### YOUR OBJECTIVE
Report how many lines of the following entries include the string "reference"; respond with the number alone.

-- Begin SOURCE MATERIAL --

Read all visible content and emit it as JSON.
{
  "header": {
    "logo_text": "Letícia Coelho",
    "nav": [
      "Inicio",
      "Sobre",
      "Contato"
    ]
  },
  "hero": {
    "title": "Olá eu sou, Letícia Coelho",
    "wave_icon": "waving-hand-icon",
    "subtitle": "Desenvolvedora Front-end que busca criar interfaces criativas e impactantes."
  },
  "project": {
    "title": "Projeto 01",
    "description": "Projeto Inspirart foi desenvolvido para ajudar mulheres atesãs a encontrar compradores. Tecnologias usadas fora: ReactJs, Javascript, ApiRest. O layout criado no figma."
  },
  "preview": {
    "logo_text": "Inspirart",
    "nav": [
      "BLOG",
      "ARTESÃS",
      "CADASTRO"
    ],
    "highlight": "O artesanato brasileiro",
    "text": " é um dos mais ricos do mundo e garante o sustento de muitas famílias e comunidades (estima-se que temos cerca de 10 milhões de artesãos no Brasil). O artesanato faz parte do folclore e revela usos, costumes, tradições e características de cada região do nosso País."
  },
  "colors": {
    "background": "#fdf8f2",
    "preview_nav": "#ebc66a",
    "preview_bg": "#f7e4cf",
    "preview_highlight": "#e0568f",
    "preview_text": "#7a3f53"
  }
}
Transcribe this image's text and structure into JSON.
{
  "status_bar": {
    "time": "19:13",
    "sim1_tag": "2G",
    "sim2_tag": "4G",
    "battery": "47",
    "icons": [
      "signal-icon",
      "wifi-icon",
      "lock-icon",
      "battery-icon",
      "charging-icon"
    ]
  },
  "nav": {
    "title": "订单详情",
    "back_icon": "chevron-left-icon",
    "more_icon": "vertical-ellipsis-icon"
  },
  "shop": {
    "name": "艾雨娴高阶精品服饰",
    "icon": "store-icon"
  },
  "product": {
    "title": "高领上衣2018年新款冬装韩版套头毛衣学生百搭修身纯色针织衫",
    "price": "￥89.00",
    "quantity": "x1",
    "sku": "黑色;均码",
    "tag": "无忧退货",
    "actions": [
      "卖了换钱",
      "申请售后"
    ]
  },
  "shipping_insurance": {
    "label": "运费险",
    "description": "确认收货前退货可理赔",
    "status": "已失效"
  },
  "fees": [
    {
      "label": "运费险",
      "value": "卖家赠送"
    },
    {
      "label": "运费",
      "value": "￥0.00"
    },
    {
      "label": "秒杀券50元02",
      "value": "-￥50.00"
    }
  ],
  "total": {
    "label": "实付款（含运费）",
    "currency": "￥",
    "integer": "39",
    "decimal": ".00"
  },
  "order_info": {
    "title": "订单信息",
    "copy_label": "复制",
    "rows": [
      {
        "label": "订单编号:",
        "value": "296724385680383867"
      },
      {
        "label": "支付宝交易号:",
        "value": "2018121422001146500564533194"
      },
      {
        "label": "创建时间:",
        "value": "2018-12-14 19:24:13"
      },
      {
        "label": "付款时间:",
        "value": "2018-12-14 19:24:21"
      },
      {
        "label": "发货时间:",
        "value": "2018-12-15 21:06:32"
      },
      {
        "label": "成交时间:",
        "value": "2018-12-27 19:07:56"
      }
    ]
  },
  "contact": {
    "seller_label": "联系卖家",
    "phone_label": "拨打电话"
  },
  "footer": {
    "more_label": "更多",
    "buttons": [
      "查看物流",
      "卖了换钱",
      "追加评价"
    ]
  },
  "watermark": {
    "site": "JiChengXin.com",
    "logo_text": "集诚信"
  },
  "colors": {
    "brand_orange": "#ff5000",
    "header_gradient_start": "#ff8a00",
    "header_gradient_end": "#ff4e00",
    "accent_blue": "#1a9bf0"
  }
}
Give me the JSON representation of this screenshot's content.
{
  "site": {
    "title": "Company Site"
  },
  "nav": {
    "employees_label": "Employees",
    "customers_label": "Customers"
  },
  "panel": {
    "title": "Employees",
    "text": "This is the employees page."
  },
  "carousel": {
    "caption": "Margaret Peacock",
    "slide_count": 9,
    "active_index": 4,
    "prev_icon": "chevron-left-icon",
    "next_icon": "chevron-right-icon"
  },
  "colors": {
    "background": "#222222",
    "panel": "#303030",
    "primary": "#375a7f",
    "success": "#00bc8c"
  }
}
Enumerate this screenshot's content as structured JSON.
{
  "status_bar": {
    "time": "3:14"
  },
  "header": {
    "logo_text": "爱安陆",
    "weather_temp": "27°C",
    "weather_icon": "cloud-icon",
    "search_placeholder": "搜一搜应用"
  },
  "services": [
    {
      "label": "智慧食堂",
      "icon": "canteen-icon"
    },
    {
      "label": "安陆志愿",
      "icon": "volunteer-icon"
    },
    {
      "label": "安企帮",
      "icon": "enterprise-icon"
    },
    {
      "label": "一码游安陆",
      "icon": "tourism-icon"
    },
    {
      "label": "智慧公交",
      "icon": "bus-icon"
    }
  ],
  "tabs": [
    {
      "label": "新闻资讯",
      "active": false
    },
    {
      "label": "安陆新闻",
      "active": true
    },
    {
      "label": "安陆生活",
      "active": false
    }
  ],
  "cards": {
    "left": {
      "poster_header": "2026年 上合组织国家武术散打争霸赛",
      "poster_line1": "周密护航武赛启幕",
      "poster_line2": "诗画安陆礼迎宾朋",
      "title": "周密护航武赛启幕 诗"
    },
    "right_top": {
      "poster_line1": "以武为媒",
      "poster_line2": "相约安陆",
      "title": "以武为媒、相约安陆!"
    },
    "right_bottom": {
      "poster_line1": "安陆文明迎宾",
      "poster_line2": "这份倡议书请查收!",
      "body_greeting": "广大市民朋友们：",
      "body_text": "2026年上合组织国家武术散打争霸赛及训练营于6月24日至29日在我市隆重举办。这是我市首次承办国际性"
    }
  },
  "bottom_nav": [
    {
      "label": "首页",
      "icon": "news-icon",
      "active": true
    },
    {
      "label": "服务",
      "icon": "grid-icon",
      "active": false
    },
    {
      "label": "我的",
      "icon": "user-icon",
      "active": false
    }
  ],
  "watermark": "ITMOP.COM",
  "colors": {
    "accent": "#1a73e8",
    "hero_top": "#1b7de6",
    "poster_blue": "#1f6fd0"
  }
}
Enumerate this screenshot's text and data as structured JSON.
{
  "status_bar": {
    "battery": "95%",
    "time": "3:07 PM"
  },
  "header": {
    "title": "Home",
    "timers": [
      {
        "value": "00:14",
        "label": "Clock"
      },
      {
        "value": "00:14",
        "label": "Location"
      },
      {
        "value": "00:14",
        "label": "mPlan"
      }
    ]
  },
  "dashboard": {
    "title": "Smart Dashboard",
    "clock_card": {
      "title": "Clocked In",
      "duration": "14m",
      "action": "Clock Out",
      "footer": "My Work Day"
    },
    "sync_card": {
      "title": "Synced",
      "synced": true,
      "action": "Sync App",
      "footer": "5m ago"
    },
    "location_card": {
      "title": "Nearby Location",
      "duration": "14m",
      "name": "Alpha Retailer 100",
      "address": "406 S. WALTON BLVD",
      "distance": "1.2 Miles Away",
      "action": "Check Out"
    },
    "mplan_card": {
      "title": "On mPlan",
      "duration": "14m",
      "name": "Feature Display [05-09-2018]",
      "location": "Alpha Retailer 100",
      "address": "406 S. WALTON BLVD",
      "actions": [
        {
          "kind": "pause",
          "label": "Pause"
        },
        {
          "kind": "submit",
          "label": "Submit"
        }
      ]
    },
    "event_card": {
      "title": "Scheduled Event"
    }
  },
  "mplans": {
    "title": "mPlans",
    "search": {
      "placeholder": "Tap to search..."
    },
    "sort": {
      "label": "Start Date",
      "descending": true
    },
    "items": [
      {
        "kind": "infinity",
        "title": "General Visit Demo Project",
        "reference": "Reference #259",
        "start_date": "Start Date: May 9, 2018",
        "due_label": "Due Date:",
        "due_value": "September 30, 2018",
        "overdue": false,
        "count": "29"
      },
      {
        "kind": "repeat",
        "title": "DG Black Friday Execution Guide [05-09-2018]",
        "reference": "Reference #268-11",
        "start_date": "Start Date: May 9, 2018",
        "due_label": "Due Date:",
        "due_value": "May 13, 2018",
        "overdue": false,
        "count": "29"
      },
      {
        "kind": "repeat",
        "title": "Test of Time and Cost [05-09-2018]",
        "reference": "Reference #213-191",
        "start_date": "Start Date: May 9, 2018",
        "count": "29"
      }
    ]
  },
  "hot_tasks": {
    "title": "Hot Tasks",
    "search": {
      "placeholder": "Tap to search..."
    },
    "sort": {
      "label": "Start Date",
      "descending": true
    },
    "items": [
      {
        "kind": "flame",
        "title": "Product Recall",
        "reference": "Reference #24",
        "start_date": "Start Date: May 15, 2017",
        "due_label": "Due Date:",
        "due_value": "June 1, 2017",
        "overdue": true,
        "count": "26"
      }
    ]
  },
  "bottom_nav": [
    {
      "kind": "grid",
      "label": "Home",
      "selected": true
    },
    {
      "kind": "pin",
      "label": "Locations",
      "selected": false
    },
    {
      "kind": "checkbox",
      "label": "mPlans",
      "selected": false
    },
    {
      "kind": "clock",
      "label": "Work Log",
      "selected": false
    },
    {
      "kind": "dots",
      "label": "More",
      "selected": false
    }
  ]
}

-- End SOURCE MATERIAL --

### TASK OUTPUT
4